WHAT TO PRODUCE: Write the data out again in full, with no departure from the original.

DATA SHOWN:
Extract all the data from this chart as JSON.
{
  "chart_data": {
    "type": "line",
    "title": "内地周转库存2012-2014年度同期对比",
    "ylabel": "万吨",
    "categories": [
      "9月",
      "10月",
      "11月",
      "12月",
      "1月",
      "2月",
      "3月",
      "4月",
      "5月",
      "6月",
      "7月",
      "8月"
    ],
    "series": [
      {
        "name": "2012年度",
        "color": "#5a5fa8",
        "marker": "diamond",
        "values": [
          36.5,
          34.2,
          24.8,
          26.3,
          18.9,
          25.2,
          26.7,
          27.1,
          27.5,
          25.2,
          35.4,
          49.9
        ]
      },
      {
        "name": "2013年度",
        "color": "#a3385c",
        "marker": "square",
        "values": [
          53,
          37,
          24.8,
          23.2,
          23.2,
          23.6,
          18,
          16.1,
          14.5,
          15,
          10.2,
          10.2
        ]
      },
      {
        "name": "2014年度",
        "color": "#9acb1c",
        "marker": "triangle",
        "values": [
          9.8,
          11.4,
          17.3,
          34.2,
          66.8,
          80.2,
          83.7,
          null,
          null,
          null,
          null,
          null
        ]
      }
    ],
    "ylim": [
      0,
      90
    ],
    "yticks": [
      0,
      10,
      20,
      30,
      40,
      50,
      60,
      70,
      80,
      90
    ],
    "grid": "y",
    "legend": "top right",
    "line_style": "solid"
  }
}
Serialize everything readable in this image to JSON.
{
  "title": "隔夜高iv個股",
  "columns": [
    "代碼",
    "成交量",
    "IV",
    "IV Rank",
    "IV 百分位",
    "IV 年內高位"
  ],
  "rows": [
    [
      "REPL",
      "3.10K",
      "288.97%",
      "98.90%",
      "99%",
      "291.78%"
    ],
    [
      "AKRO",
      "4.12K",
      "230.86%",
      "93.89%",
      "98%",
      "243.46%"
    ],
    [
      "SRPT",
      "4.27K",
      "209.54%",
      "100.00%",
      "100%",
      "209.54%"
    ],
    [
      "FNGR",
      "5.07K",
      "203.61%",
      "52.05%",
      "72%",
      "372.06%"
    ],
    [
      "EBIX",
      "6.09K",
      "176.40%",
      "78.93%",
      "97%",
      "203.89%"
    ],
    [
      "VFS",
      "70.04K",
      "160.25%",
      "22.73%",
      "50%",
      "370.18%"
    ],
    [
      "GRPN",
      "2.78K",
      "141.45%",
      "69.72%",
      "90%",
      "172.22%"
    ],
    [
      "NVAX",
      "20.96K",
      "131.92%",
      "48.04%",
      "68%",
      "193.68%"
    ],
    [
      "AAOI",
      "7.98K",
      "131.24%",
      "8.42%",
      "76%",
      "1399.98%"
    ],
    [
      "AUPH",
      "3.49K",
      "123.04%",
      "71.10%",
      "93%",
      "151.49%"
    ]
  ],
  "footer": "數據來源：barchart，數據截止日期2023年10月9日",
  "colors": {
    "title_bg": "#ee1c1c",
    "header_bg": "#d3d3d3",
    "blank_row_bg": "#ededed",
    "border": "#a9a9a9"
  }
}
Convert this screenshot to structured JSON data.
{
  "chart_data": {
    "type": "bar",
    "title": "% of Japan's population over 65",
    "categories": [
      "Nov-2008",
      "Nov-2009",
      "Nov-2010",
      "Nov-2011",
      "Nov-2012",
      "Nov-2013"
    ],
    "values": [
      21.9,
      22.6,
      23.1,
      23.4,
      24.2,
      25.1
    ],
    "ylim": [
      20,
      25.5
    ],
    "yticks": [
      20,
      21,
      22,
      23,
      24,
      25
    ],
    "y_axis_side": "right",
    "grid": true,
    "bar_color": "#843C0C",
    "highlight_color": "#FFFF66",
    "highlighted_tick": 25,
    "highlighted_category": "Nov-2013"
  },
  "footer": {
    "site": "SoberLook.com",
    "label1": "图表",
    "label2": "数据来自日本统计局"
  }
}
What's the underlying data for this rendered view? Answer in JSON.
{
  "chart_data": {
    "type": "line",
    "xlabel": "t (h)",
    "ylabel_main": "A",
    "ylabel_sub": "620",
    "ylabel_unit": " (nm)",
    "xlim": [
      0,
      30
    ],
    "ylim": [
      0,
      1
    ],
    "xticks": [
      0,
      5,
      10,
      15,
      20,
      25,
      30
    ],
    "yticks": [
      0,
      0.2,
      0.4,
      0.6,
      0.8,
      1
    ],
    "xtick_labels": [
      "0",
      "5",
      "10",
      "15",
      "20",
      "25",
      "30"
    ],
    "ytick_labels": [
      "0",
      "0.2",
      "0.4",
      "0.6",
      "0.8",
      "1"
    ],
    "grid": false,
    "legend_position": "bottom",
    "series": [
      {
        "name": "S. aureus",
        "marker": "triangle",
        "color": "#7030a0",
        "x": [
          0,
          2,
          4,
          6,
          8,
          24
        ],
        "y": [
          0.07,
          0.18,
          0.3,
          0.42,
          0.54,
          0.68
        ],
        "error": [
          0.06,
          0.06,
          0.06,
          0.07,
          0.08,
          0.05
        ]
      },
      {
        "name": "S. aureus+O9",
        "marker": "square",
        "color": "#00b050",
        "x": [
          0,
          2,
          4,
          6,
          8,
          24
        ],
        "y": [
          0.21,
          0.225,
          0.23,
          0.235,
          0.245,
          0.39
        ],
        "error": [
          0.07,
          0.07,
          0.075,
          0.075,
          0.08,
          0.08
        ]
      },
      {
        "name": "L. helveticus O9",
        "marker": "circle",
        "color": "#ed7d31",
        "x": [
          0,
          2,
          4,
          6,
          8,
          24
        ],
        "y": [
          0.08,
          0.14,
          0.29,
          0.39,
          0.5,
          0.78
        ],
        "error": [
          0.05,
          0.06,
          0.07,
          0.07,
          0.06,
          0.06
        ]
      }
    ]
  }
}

WRITTEN REPLY:
Extract all the data from this chart as JSON.
{
  "chart_data": {
    "type": "line",
    "title": "内地周转库存2012-2014年度同期对比",
    "ylabel": "万吨",
    "categories": [
      "9月",
      "10月",
      "11月",
      "12月",
      "1月",
      "2月",
      "3月",
      "4月",
      "5月",
      "6月",
      "7月",
      "8月"
    ],
    "series": [
      {
        "name": "2012年度",
        "color": "#5a5fa8",
        "marker": "diamond",
        "values": [
          36.5,
          34.2,
          24.8,
          26.3,
          18.9,
          25.2,
          26.7,
          27.1,
          27.5,
          25.2,
          35.4,
          49.9
        ]
      },
      {
        "name": "2013年度",
        "color": "#a3385c",
        "marker": "square",
        "values": [
          53,
          37,
          24.8,
          23.2,
          23.2,
          23.6,
          18,
          16.1,
          14.5,
          15,
          10.2,
          10.2
        ]
      },
      {
        "name": "2014年度",
        "color": "#9acb1c",
        "marker": "triangle",
        "values": [
          9.8,
          11.4,
          17.3,
          34.2,
          66.8,
          80.2,
          83.7,
          null,
          null,
          null,
          null,
          null
        ]
      }
    ],
    "ylim": [
      0,
      90
    ],
    "yticks": [
      0,
      10,
      20,
      30,
      40,
      50,
      60,
      70,
      80,
      90
    ],
    "grid": "y",
    "legend": "top right",
    "line_style": "solid"
  }
}
Serialize everything readable in this image to JSON.
{
  "title": "隔夜高iv個股",
  "columns": [
    "代碼",
    "成交量",
    "IV",
    "IV Rank",
    "IV 百分位",
    "IV 年內高位"
  ],
  "rows": [
    [
      "REPL",
      "3.10K",
      "288.97%",
      "98.90%",
      "99%",
      "291.78%"
    ],
    [
      "AKRO",
      "4.12K",
      "230.86%",
      "93.89%",
      "98%",
      "243.46%"
    ],
    [
      "SRPT",
      "4.27K",
      "209.54%",
      "100.00%",
      "100%",
      "209.54%"
    ],
    [
      "FNGR",
      "5.07K",
      "203.61%",
      "52.05%",
      "72%",
      "372.06%"
    ],
    [
      "EBIX",
      "6.09K",
      "176.40%",
      "78.93%",
      "97%",
      "203.89%"
    ],
    [
      "VFS",
      "70.04K",
      "160.25%",
      "22.73%",
      "50%",
      "370.18%"
    ],
    [
      "GRPN",
      "2.78K",
      "141.45%",
      "69.72%",
      "90%",
      "172.22%"
    ],
    [
      "NVAX",
      "20.96K",
      "131.92%",
      "48.04%",
      "68%",
      "193.68%"
    ],
    [
      "AAOI",
      "7.98K",
      "131.24%",
      "8.42%",
      "76%",
      "1399.98%"
    ],
    [
      "AUPH",
      "3.49K",
      "123.04%",
      "71.10%",
      "93%",
      "151.49%"
    ]
  ],
  "footer": "數據來源：barchart，數據截止日期2023年10月9日",
  "colors": {
    "title_bg": "#ee1c1c",
    "header_bg": "#d3d3d3",
    "blank_row_bg": "#ededed",
    "border": "#a9a9a9"
  }
}
Convert this screenshot to structured JSON data.
{
  "chart_data": {
    "type": "bar",
    "title": "% of Japan's population over 65",
    "categories": [
      "Nov-2008",
      "Nov-2009",
      "Nov-2010",
      "Nov-2011",
      "Nov-2012",
      "Nov-2013"
    ],
    "values": [
      21.9,
      22.6,
      23.1,
      23.4,
      24.2,
      25.1
    ],
    "ylim": [
      20,
      25.5
    ],
    "yticks": [
      20,
      21,
      22,
      23,
      24,
      25
    ],
    "y_axis_side": "right",
    "grid": true,
    "bar_color": "#843C0C",
    "highlight_color": "#FFFF66",
    "highlighted_tick": 25,
    "highlighted_category": "Nov-2013"
  },
  "footer": {
    "site": "SoberLook.com",
    "label1": "图表",
    "label2": "数据来自日本统计局"
  }
}
What's the underlying data for this rendered view? Answer in JSON.
{
  "chart_data": {
    "type": "line",
    "xlabel": "t (h)",
    "ylabel_main": "A",
    "ylabel_sub": "620",
    "ylabel_unit": " (nm)",
    "xlim": [
      0,
      30
    ],
    "ylim": [
      0,
      1
    ],
    "xticks": [
      0,
      5,
      10,
      15,
      20,
      25,
      30
    ],
    "yticks": [
      0,
      0.2,
      0.4,
      0.6,
      0.8,
      1
    ],
    "xtick_labels": [
      "0",
      "5",
      "10",
      "15",
      "20",
      "25",
      "30"
    ],
    "ytick_labels": [
      "0",
      "0.2",
      "0.4",
      "0.6",
      "0.8",
      "1"
    ],
    "grid": false,
    "legend_position": "bottom",
    "series": [
      {
        "name": "S. aureus",
        "marker": "triangle",
        "color": "#7030a0",
        "x": [
          0,
          2,
          4,
          6,
          8,
          24
        ],
        "y": [
          0.07,
          0.18,
          0.3,
          0.42,
          0.54,
          0.68
        ],
        "error": [
          0.06,
          0.06,
          0.06,
          0.07,
          0.08,
          0.05
        ]
      },
      {
        "name": "S. aureus+O9",
        "marker": "square",
        "color": "#00b050",
        "x": [
          0,
          2,
          4,
          6,
          8,
          24
        ],
        "y": [
          0.21,
          0.225,
          0.23,
          0.235,
          0.245,
          0.39
        ],
        "error": [
          0.07,
          0.07,
          0.075,
          0.075,
          0.08,
          0.08
        ]
      },
      {
        "name": "L. helveticus O9",
        "marker": "circle",
        "color": "#ed7d31",
        "x": [
          0,
          2,
          4,
          6,
          8,
          24
        ],
        "y": [
          0.08,
          0.14,
          0.29,
          0.39,
          0.5,
          0.78
        ],
        "error": [
          0.05,
          0.06,
          0.07,
          0.07,
          0.06,
          0.06
        ]
      }
    ]
  }
}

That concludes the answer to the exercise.